ROWS -
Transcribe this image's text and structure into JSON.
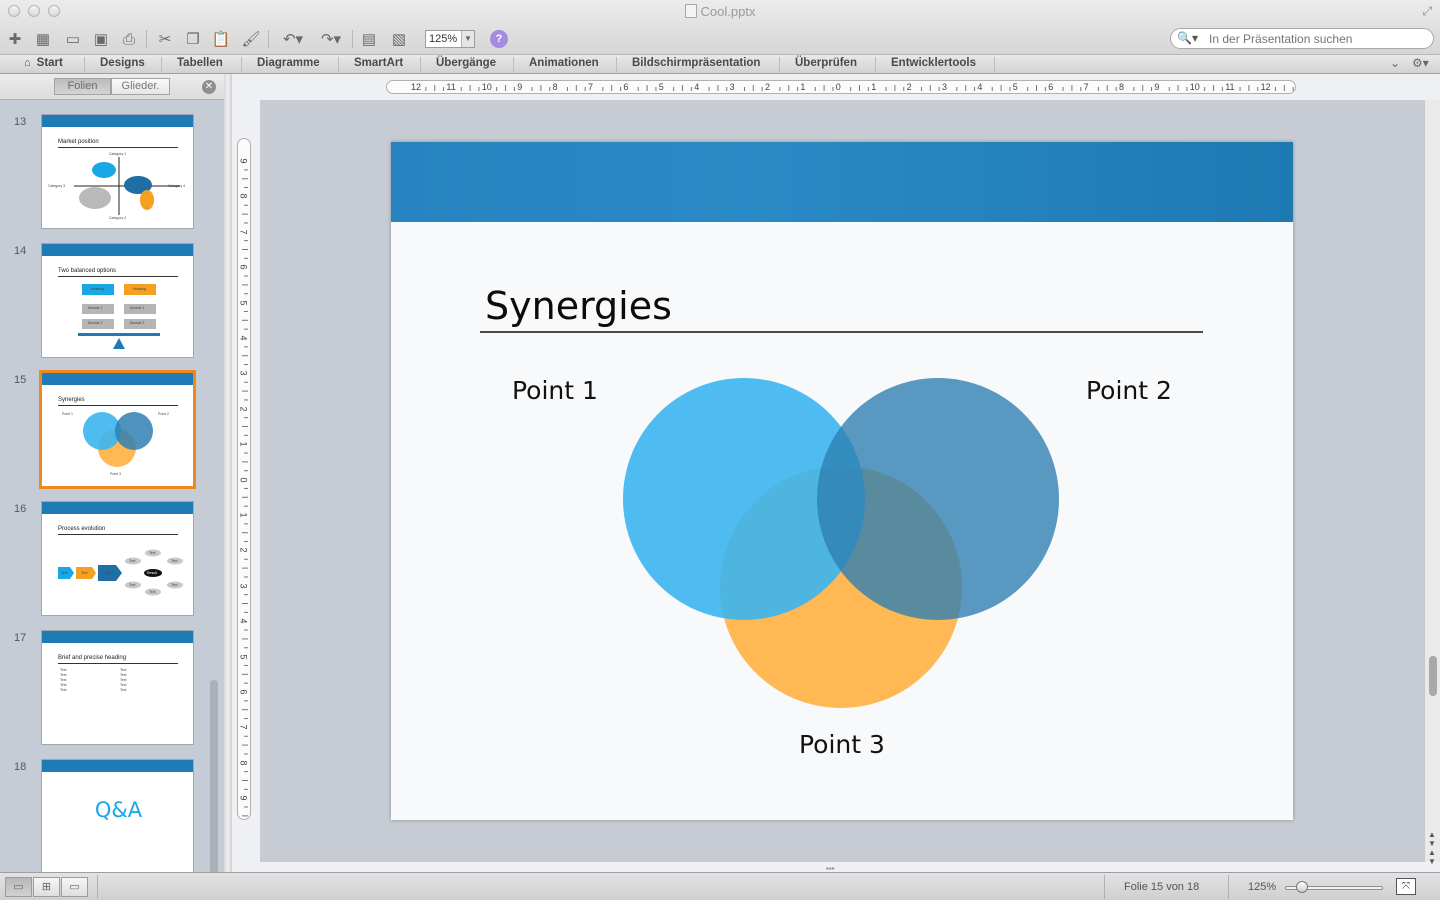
{
  "window": {
    "title": "Cool.pptx"
  },
  "toolbar": {
    "zoom_value": "125%",
    "search_placeholder": "In der Präsentation suchen"
  },
  "ribbon": {
    "tabs": [
      {
        "label": "Start"
      },
      {
        "label": "Designs"
      },
      {
        "label": "Tabellen"
      },
      {
        "label": "Diagramme"
      },
      {
        "label": "SmartArt"
      },
      {
        "label": "Übergänge"
      },
      {
        "label": "Animationen"
      },
      {
        "label": "Bildschirmpräsentation"
      },
      {
        "label": "Überprüfen"
      },
      {
        "label": "Entwicklertools"
      }
    ]
  },
  "leftpane": {
    "tab_folien": "Folien",
    "tab_gliederung": "Glieder.",
    "slides": [
      {
        "number": "13",
        "title": "Market position",
        "labels": [
          "Category 1",
          "Category 2",
          "Category 3",
          "Category 4"
        ]
      },
      {
        "number": "14",
        "title": "Two balanced options",
        "labels": [
          "Heading",
          "Heading",
          "Module 1",
          "Module 1",
          "Module 2",
          "Module 2"
        ]
      },
      {
        "number": "15",
        "title": "Synergies",
        "labels": [
          "Point 1",
          "Point 2",
          "Point 3"
        ]
      },
      {
        "number": "16",
        "title": "Process evolution",
        "labels": [
          "Text",
          "Text",
          "Text",
          "Result",
          "Text",
          "Text",
          "Text",
          "Text",
          "Text",
          "Text"
        ]
      },
      {
        "number": "17",
        "title": "Brief and precise heading",
        "labels": [
          "Text",
          "Text",
          "Text",
          "Text",
          "Text",
          "Text",
          "Text",
          "Text",
          "Text",
          "Text"
        ]
      },
      {
        "number": "18",
        "title": "Q&A"
      }
    ]
  },
  "ruler": {
    "horizontal": [
      "12",
      "11",
      "10",
      "9",
      "8",
      "7",
      "6",
      "5",
      "4",
      "3",
      "2",
      "1",
      "0",
      "1",
      "2",
      "3",
      "4",
      "5",
      "6",
      "7",
      "8",
      "9",
      "10",
      "11",
      "12"
    ],
    "vertical": [
      "9",
      "8",
      "7",
      "6",
      "5",
      "4",
      "3",
      "2",
      "1",
      "0",
      "1",
      "2",
      "3",
      "4",
      "5",
      "6",
      "7",
      "8",
      "9"
    ]
  },
  "slide": {
    "title": "Synergies",
    "points": [
      "Point 1",
      "Point 2",
      "Point 3"
    ],
    "colors": {
      "band": "#1f7bb6",
      "circle1": "#3bb5ef",
      "circle2": "#3a86b8",
      "circle3": "#ffb040"
    }
  },
  "status": {
    "slide_info": "Folie 15 von 18",
    "zoom": "125%"
  }
}
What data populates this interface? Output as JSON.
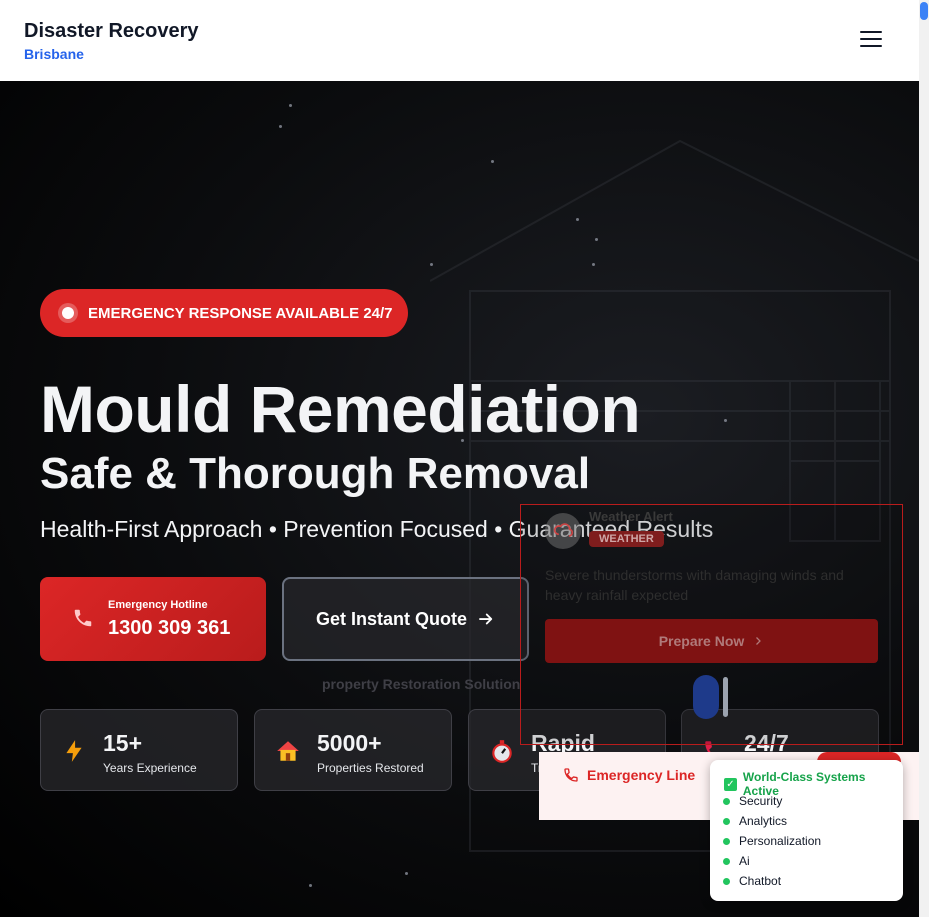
{
  "header": {
    "brand_title": "Disaster Recovery",
    "brand_subtitle": "Brisbane",
    "menu_icon": "hamburger-icon"
  },
  "hero": {
    "badge_text": "EMERGENCY RESPONSE AVAILABLE 24/7",
    "title": "Mould Remediation",
    "subtitle": "Safe & Thorough Removal",
    "tagline": "Health-First Approach • Prevention Focused • Guaranteed Results",
    "hotline": {
      "label": "Emergency Hotline",
      "number": "1300 309 361",
      "icon": "phone-icon"
    },
    "quote_button": {
      "label": "Get Instant Quote",
      "icon": "arrow-right-icon"
    },
    "ghost_text": "property Restoration Solution",
    "stats": [
      {
        "value": "15+",
        "label": "Years Experience",
        "icon": "lightning-icon"
      },
      {
        "value": "5000+",
        "label": "Properties Restored",
        "icon": "house-icon"
      },
      {
        "value": "Rapid",
        "label": "Tr",
        "icon": "stopwatch-icon"
      },
      {
        "value": "24/7",
        "label": "",
        "icon": "phone-icon"
      }
    ]
  },
  "weather_alert": {
    "title": "Weather Alert",
    "tag": "WEATHER",
    "description": "Severe thunderstorms with damaging winds and heavy rainfall expected",
    "button_label": "Prepare Now",
    "icon": "storm-icon"
  },
  "emergency_line": {
    "label": "Emergency Line",
    "icon": "phone-icon"
  },
  "systems_panel": {
    "title": "World-Class Systems Active",
    "items": [
      "Security",
      "Analytics",
      "Personalization",
      "Ai",
      "Chatbot"
    ]
  },
  "colors": {
    "accent_red": "#dc2626",
    "brand_blue": "#2563eb",
    "status_green": "#22c55e"
  }
}
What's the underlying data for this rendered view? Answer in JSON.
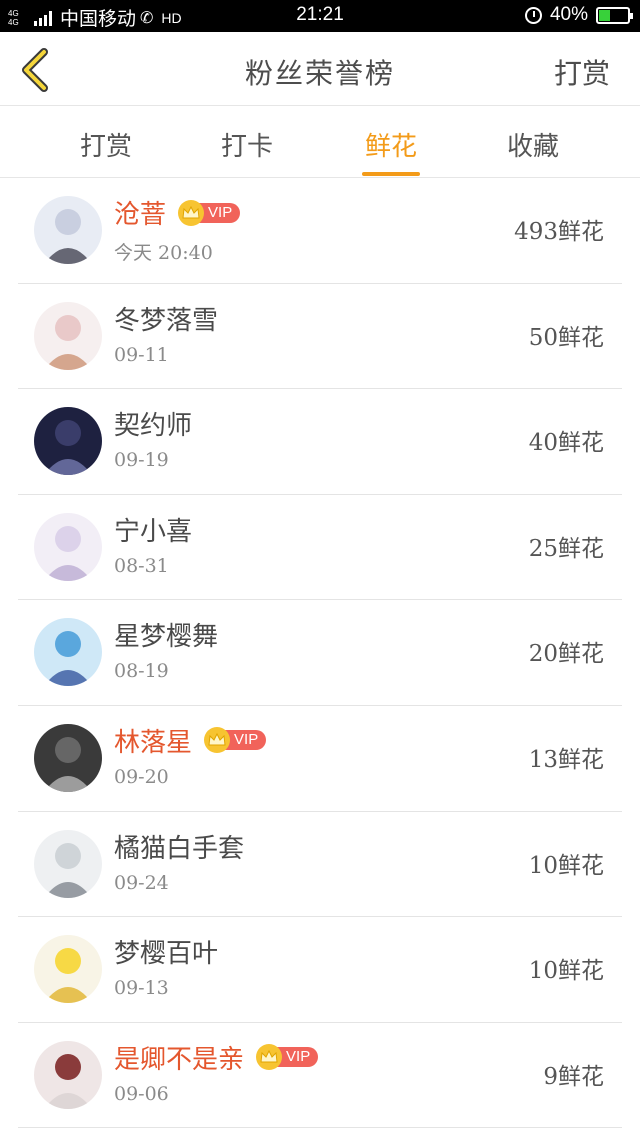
{
  "status_bar": {
    "network": "4G 4G",
    "carrier": "中国移动",
    "hd": "HD",
    "time": "21:21",
    "battery": "40%",
    "battery_level": 0.4
  },
  "header": {
    "title": "粉丝荣誉榜",
    "action": "打赏"
  },
  "tabs": [
    {
      "label": "打赏"
    },
    {
      "label": "打卡"
    },
    {
      "label": "鲜花",
      "active": true
    },
    {
      "label": "收藏"
    }
  ],
  "vip_label": "VIP",
  "colors": {
    "accent": "#f39b19",
    "vip_name": "#e4572e",
    "vip_badge": "#f1635a",
    "crown": "#f7c431"
  },
  "rows": [
    {
      "name": "沧萻",
      "date": "今天 20:40",
      "count": "493鲜花",
      "vip": true
    },
    {
      "name": "冬梦落雪",
      "date": "09-11",
      "count": "50鲜花",
      "vip": false
    },
    {
      "name": "契约师",
      "date": "09-19",
      "count": "40鲜花",
      "vip": false
    },
    {
      "name": "宁小喜",
      "date": "08-31",
      "count": "25鲜花",
      "vip": false
    },
    {
      "name": "星梦樱舞",
      "date": "08-19",
      "count": "20鲜花",
      "vip": false
    },
    {
      "name": "林落星",
      "date": "09-20",
      "count": "13鲜花",
      "vip": true
    },
    {
      "name": "橘猫白手套",
      "date": "09-24",
      "count": "10鲜花",
      "vip": false
    },
    {
      "name": "梦樱百叶",
      "date": "09-13",
      "count": "10鲜花",
      "vip": false
    },
    {
      "name": "是卿不是亲",
      "date": "09-06",
      "count": "9鲜花",
      "vip": true
    }
  ]
}
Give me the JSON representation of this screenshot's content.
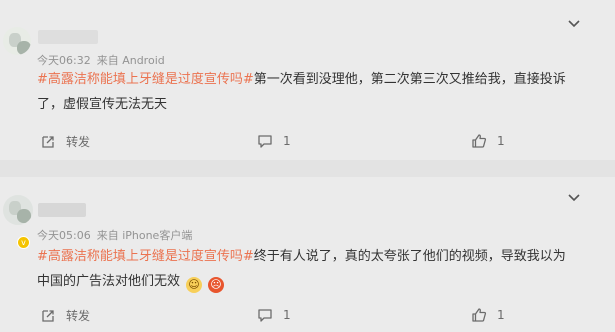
{
  "comments": [
    {
      "time": "今天06:32",
      "source": "来自 Android",
      "hashtag": "#高露洁称能填上牙缝是过度宣传吗#",
      "body": "第一次看到没理他，第二次第三次又推给我，直接投诉了，虚假宣传无法无天",
      "share_label": "转发",
      "comment_count": "1",
      "like_count": "1",
      "icons": [
        "chevron-down-icon",
        "share-icon",
        "comment-icon",
        "like-icon"
      ]
    },
    {
      "time": "今天05:06",
      "source": "来自 iPhone客户端",
      "hashtag": "#高露洁称能填上牙缝是过度宣传吗#",
      "body": "终于有人说了，真的太夸张了他们的视频，导致我以为中国的广告法对他们无效",
      "emojis": [
        "drool-emoji-icon",
        "angry-emoji-icon"
      ],
      "share_label": "转发",
      "comment_count": "1",
      "like_count": "1",
      "icons": [
        "chevron-down-icon",
        "share-icon",
        "comment-icon",
        "like-icon"
      ]
    }
  ],
  "colors": {
    "hashtag": "#eb7350",
    "meta": "#939393",
    "background": "#ebebeb",
    "verified": "#f5c400"
  }
}
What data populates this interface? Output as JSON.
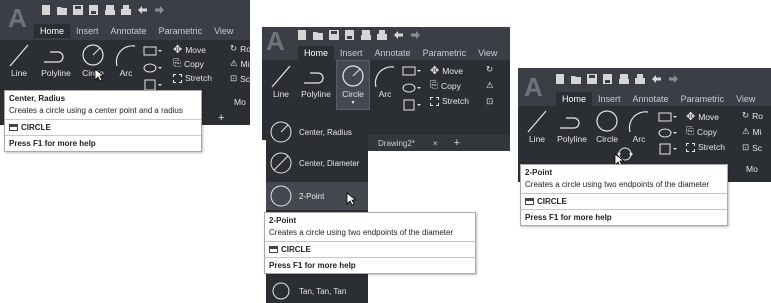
{
  "app": {
    "logo_letter": "A"
  },
  "tabs": [
    "Home",
    "Insert",
    "Annotate",
    "Parametric",
    "View"
  ],
  "draw_tools": {
    "line": "Line",
    "polyline": "Polyline",
    "circle": "Circle",
    "arc": "Arc"
  },
  "modify": {
    "move": "Move",
    "copy": "Copy",
    "stretch": "Stretch",
    "rotate_partial": "Ro",
    "mirror_partial": "Mi",
    "scale_partial": "Sc",
    "more_partial": "Mo"
  },
  "panel1": {
    "tip_title": "Center, Radius",
    "tip_desc": "Creates a circle using a center point and a radius",
    "tip_command": "CIRCLE",
    "tip_help": "Press F1 for more help",
    "docbar_plus": "+"
  },
  "panel2": {
    "dropdown": [
      "Center, Radius",
      "Center, Diameter",
      "2-Point",
      "Tan, Tan, Tan"
    ],
    "doc_tab": "Drawing2*",
    "doc_close": "×",
    "doc_plus": "+",
    "tip_title": "2-Point",
    "tip_desc": "Creates a circle using two endpoints of the diameter",
    "tip_command": "CIRCLE",
    "tip_help": "Press F1 for more help"
  },
  "panel3": {
    "tip_title": "2-Point",
    "tip_desc": "Creates a circle using two endpoints of the diameter",
    "tip_command": "CIRCLE",
    "tip_help": "Press F1 for more help"
  },
  "colors": {
    "ribbon_dark": "#2b2e33",
    "title_dark": "#3b3f45",
    "text_light": "#e6e6e6"
  }
}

THE TASK - Pull every line containing "number" from the data.

EXERCISE RESPONSE -
        "number": "13",
        "number": "14",
        "number": "15",
        "number": "16",
        "number": "17",
        "number": "18",
      "number": "1300 309 361",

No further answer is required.